Exercise description -
The records should be repeated word for word, pictures excluded.

— start Data lines —

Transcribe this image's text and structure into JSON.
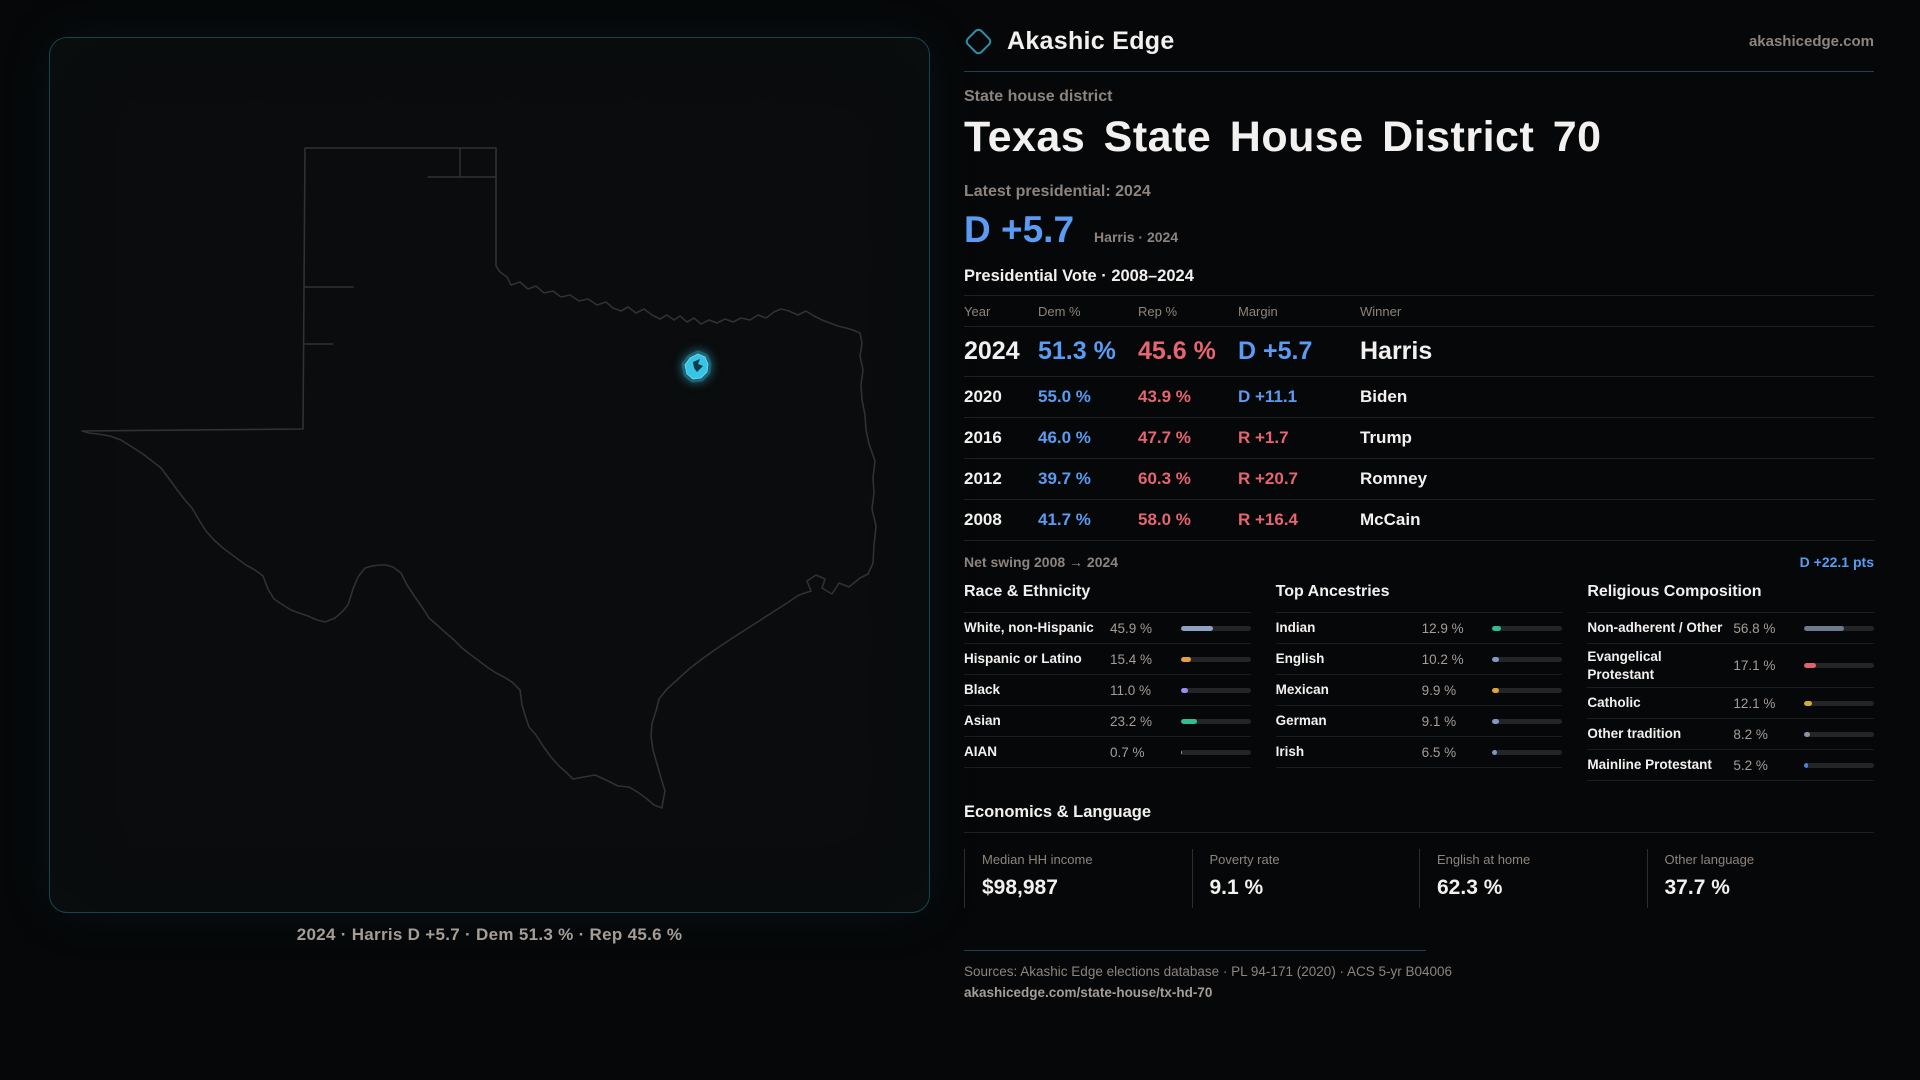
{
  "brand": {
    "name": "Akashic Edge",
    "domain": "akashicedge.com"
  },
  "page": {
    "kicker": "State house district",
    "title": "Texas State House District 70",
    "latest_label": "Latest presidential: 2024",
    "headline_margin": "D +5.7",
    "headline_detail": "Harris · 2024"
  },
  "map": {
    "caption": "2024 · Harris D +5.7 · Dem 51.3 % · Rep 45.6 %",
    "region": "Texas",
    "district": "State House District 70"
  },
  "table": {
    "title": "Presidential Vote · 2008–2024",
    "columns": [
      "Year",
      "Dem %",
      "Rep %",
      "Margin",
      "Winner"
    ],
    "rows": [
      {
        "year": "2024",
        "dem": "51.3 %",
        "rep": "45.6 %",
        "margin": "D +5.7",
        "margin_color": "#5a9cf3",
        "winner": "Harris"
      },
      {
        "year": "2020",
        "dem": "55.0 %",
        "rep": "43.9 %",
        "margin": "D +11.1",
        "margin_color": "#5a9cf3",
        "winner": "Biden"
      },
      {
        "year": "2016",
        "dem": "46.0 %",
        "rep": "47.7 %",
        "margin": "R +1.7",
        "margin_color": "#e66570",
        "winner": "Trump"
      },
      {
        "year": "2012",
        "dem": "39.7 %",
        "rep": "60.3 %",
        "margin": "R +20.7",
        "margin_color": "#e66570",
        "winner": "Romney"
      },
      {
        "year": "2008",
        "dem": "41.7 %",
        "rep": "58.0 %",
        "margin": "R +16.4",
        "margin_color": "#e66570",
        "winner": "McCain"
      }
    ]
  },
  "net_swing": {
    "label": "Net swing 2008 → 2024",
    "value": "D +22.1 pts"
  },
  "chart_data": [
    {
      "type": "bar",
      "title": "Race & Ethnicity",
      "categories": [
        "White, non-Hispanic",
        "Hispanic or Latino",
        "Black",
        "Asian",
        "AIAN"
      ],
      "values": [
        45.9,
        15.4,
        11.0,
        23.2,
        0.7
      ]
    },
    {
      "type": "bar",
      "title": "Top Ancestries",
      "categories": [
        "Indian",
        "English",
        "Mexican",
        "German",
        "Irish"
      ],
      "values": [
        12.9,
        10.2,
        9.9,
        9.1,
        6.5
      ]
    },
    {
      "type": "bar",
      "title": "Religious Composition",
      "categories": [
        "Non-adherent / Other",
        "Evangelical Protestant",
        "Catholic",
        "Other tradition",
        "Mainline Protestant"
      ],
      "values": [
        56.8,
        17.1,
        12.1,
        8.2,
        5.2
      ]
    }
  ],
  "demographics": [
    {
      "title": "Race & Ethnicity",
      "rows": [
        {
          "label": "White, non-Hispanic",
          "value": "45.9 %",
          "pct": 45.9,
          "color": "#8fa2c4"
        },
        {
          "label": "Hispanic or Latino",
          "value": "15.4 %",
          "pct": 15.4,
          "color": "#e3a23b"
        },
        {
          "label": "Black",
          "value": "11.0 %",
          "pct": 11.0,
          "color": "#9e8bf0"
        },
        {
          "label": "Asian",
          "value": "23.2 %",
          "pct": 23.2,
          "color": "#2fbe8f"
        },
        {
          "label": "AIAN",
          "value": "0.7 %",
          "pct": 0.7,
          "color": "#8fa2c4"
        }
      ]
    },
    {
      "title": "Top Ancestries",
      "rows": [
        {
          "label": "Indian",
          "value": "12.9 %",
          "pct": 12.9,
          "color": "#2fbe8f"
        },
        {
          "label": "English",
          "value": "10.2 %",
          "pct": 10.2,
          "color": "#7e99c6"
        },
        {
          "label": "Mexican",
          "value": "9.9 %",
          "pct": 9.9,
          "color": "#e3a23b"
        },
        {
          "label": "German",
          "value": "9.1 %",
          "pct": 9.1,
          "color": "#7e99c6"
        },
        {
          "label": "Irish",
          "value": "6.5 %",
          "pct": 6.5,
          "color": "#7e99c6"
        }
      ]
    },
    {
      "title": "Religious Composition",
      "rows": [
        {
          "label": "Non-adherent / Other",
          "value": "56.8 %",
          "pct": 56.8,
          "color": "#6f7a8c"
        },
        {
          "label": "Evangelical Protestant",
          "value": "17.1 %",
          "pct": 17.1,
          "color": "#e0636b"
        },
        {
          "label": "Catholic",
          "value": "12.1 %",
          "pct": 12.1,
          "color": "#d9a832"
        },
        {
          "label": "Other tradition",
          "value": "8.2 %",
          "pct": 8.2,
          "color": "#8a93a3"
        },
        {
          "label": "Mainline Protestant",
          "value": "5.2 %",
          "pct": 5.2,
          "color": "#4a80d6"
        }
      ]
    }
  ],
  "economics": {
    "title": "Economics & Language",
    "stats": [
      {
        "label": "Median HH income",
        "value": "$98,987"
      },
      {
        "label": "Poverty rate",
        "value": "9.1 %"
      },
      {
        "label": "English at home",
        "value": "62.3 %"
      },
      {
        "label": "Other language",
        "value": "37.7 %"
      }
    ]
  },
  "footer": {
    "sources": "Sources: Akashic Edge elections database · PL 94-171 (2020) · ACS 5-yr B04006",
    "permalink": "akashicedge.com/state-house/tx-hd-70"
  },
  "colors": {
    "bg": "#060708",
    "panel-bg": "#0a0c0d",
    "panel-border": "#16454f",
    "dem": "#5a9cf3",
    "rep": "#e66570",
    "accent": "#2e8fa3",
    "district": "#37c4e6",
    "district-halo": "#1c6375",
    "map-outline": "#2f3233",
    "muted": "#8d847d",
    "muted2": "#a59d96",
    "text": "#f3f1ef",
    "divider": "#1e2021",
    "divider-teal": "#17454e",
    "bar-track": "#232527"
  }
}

— end Data lines —

The solution -
Transcribe this image's text and structure into JSON.
{
  "brand": {
    "name": "Akashic Edge",
    "domain": "akashicedge.com"
  },
  "page": {
    "kicker": "State house district",
    "title": "Texas State House District 70",
    "latest_label": "Latest presidential: 2024",
    "headline_margin": "D +5.7",
    "headline_detail": "Harris · 2024"
  },
  "map": {
    "caption": "2024 · Harris D +5.7 · Dem 51.3 % · Rep 45.6 %",
    "region": "Texas",
    "district": "State House District 70"
  },
  "table": {
    "title": "Presidential Vote · 2008–2024",
    "columns": [
      "Year",
      "Dem %",
      "Rep %",
      "Margin",
      "Winner"
    ],
    "rows": [
      {
        "year": "2024",
        "dem": "51.3 %",
        "rep": "45.6 %",
        "margin": "D +5.7",
        "margin_color": "#5a9cf3",
        "winner": "Harris"
      },
      {
        "year": "2020",
        "dem": "55.0 %",
        "rep": "43.9 %",
        "margin": "D +11.1",
        "margin_color": "#5a9cf3",
        "winner": "Biden"
      },
      {
        "year": "2016",
        "dem": "46.0 %",
        "rep": "47.7 %",
        "margin": "R +1.7",
        "margin_color": "#e66570",
        "winner": "Trump"
      },
      {
        "year": "2012",
        "dem": "39.7 %",
        "rep": "60.3 %",
        "margin": "R +20.7",
        "margin_color": "#e66570",
        "winner": "Romney"
      },
      {
        "year": "2008",
        "dem": "41.7 %",
        "rep": "58.0 %",
        "margin": "R +16.4",
        "margin_color": "#e66570",
        "winner": "McCain"
      }
    ]
  },
  "net_swing": {
    "label": "Net swing 2008 → 2024",
    "value": "D +22.1 pts"
  },
  "chart_data": [
    {
      "type": "bar",
      "title": "Race & Ethnicity",
      "categories": [
        "White, non-Hispanic",
        "Hispanic or Latino",
        "Black",
        "Asian",
        "AIAN"
      ],
      "values": [
        45.9,
        15.4,
        11.0,
        23.2,
        0.7
      ]
    },
    {
      "type": "bar",
      "title": "Top Ancestries",
      "categories": [
        "Indian",
        "English",
        "Mexican",
        "German",
        "Irish"
      ],
      "values": [
        12.9,
        10.2,
        9.9,
        9.1,
        6.5
      ]
    },
    {
      "type": "bar",
      "title": "Religious Composition",
      "categories": [
        "Non-adherent / Other",
        "Evangelical Protestant",
        "Catholic",
        "Other tradition",
        "Mainline Protestant"
      ],
      "values": [
        56.8,
        17.1,
        12.1,
        8.2,
        5.2
      ]
    }
  ],
  "demographics": [
    {
      "title": "Race & Ethnicity",
      "rows": [
        {
          "label": "White, non-Hispanic",
          "value": "45.9 %",
          "pct": 45.9,
          "color": "#8fa2c4"
        },
        {
          "label": "Hispanic or Latino",
          "value": "15.4 %",
          "pct": 15.4,
          "color": "#e3a23b"
        },
        {
          "label": "Black",
          "value": "11.0 %",
          "pct": 11.0,
          "color": "#9e8bf0"
        },
        {
          "label": "Asian",
          "value": "23.2 %",
          "pct": 23.2,
          "color": "#2fbe8f"
        },
        {
          "label": "AIAN",
          "value": "0.7 %",
          "pct": 0.7,
          "color": "#8fa2c4"
        }
      ]
    },
    {
      "title": "Top Ancestries",
      "rows": [
        {
          "label": "Indian",
          "value": "12.9 %",
          "pct": 12.9,
          "color": "#2fbe8f"
        },
        {
          "label": "English",
          "value": "10.2 %",
          "pct": 10.2,
          "color": "#7e99c6"
        },
        {
          "label": "Mexican",
          "value": "9.9 %",
          "pct": 9.9,
          "color": "#e3a23b"
        },
        {
          "label": "German",
          "value": "9.1 %",
          "pct": 9.1,
          "color": "#7e99c6"
        },
        {
          "label": "Irish",
          "value": "6.5 %",
          "pct": 6.5,
          "color": "#7e99c6"
        }
      ]
    },
    {
      "title": "Religious Composition",
      "rows": [
        {
          "label": "Non-adherent / Other",
          "value": "56.8 %",
          "pct": 56.8,
          "color": "#6f7a8c"
        },
        {
          "label": "Evangelical Protestant",
          "value": "17.1 %",
          "pct": 17.1,
          "color": "#e0636b"
        },
        {
          "label": "Catholic",
          "value": "12.1 %",
          "pct": 12.1,
          "color": "#d9a832"
        },
        {
          "label": "Other tradition",
          "value": "8.2 %",
          "pct": 8.2,
          "color": "#8a93a3"
        },
        {
          "label": "Mainline Protestant",
          "value": "5.2 %",
          "pct": 5.2,
          "color": "#4a80d6"
        }
      ]
    }
  ],
  "economics": {
    "title": "Economics & Language",
    "stats": [
      {
        "label": "Median HH income",
        "value": "$98,987"
      },
      {
        "label": "Poverty rate",
        "value": "9.1 %"
      },
      {
        "label": "English at home",
        "value": "62.3 %"
      },
      {
        "label": "Other language",
        "value": "37.7 %"
      }
    ]
  },
  "footer": {
    "sources": "Sources: Akashic Edge elections database · PL 94-171 (2020) · ACS 5-yr B04006",
    "permalink": "akashicedge.com/state-house/tx-hd-70"
  },
  "colors": {
    "bg": "#060708",
    "panel-bg": "#0a0c0d",
    "panel-border": "#16454f",
    "dem": "#5a9cf3",
    "rep": "#e66570",
    "accent": "#2e8fa3",
    "district": "#37c4e6",
    "district-halo": "#1c6375",
    "map-outline": "#2f3233",
    "muted": "#8d847d",
    "muted2": "#a59d96",
    "text": "#f3f1ef",
    "divider": "#1e2021",
    "divider-teal": "#17454e",
    "bar-track": "#232527"
  }
}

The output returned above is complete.